What you need to do — Identify all lines below that hold "Kplus" and collect them.

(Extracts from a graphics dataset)
○ ○ ○ ○

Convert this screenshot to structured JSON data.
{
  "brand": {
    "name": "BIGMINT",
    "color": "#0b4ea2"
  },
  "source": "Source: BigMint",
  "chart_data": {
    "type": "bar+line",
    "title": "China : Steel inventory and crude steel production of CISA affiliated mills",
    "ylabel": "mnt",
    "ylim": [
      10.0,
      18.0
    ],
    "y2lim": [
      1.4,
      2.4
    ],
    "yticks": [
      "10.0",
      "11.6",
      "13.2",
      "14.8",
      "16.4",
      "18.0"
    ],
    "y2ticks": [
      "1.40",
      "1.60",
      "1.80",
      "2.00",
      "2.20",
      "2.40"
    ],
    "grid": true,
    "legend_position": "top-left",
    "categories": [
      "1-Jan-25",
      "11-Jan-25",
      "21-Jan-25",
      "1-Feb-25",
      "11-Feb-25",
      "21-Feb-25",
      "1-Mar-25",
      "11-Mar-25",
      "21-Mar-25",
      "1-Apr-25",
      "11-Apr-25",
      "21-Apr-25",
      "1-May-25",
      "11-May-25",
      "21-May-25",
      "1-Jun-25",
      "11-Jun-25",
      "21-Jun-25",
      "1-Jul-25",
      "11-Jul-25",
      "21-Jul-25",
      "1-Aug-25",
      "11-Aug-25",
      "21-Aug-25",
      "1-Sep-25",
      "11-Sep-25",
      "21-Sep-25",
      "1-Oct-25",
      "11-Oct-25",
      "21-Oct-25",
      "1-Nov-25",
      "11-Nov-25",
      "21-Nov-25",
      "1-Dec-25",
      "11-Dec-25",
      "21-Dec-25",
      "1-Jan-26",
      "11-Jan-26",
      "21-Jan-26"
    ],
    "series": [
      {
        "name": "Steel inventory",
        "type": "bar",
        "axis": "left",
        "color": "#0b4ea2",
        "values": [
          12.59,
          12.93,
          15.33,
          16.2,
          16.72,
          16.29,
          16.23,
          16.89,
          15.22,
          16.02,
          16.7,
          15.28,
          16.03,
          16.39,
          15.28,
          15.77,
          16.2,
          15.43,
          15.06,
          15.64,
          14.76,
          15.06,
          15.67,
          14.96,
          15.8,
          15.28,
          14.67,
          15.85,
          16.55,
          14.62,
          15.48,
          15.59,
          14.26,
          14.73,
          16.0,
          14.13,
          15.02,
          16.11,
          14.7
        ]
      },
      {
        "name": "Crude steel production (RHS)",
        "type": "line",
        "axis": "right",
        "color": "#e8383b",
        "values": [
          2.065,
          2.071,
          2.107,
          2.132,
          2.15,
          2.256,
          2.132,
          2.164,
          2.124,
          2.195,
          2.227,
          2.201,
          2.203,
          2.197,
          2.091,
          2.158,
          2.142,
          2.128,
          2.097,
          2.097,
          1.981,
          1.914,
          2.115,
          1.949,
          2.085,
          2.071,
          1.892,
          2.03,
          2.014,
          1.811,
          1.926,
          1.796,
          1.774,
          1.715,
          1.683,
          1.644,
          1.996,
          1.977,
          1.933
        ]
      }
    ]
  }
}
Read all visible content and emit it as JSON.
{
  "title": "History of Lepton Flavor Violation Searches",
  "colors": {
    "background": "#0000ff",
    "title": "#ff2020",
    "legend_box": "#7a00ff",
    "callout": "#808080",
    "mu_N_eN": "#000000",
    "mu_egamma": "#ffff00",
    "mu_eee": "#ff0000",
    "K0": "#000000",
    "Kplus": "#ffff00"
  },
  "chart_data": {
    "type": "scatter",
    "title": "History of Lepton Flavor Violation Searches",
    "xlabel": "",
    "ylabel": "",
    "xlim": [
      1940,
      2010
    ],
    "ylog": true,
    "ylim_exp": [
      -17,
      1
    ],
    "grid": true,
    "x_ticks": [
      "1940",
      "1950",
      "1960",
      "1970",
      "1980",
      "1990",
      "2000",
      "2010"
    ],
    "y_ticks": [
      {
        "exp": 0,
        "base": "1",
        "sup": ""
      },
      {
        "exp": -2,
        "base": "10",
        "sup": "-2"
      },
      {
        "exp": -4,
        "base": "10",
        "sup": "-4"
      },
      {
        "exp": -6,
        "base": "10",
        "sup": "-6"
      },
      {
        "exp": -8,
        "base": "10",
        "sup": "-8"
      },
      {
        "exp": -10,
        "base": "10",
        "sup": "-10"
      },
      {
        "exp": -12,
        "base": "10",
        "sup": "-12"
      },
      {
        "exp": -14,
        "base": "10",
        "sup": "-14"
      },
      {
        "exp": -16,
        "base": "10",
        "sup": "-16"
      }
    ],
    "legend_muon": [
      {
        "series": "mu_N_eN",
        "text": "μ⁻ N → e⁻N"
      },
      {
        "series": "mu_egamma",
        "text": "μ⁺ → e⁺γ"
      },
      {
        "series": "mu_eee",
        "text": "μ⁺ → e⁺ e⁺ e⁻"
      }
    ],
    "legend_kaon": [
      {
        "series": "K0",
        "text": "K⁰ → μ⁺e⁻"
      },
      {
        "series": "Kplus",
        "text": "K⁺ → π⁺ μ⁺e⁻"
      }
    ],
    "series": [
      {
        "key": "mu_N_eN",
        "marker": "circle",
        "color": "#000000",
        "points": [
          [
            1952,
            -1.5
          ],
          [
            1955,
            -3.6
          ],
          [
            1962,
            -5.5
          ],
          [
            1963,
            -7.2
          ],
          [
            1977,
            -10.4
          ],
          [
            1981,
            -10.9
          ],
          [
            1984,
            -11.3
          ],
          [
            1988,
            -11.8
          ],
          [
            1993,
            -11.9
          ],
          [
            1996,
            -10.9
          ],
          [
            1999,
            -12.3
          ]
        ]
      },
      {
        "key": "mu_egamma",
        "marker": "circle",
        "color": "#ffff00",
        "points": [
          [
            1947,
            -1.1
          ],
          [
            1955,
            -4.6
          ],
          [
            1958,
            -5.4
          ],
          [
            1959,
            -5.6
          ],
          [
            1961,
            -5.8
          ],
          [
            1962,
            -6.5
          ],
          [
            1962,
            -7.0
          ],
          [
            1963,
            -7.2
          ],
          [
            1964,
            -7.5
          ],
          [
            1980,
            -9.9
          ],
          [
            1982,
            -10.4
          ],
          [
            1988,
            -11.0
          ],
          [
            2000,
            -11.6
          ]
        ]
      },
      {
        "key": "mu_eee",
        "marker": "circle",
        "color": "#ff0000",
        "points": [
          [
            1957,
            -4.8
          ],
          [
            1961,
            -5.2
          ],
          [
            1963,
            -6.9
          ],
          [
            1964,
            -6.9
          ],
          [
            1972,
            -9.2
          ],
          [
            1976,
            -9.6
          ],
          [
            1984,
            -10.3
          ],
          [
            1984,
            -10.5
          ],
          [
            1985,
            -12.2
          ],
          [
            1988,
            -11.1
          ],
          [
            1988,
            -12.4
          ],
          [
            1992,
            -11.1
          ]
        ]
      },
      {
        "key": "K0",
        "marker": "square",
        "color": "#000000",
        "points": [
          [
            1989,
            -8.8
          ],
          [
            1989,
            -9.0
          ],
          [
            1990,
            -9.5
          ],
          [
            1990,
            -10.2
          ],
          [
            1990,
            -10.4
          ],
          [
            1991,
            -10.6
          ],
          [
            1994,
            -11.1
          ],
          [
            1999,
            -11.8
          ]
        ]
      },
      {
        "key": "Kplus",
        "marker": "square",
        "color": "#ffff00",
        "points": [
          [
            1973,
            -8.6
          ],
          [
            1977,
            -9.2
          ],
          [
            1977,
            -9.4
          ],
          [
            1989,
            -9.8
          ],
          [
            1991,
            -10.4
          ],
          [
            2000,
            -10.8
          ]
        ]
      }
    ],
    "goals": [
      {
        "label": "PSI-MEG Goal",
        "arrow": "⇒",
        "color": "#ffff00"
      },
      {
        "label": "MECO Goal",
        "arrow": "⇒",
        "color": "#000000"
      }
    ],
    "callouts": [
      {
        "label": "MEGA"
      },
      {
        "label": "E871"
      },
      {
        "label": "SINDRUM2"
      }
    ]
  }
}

○ ○ ○ ○

Complete response —
    "Kplus": "#ffff00"
        "series": "Kplus",
        "key": "Kplus",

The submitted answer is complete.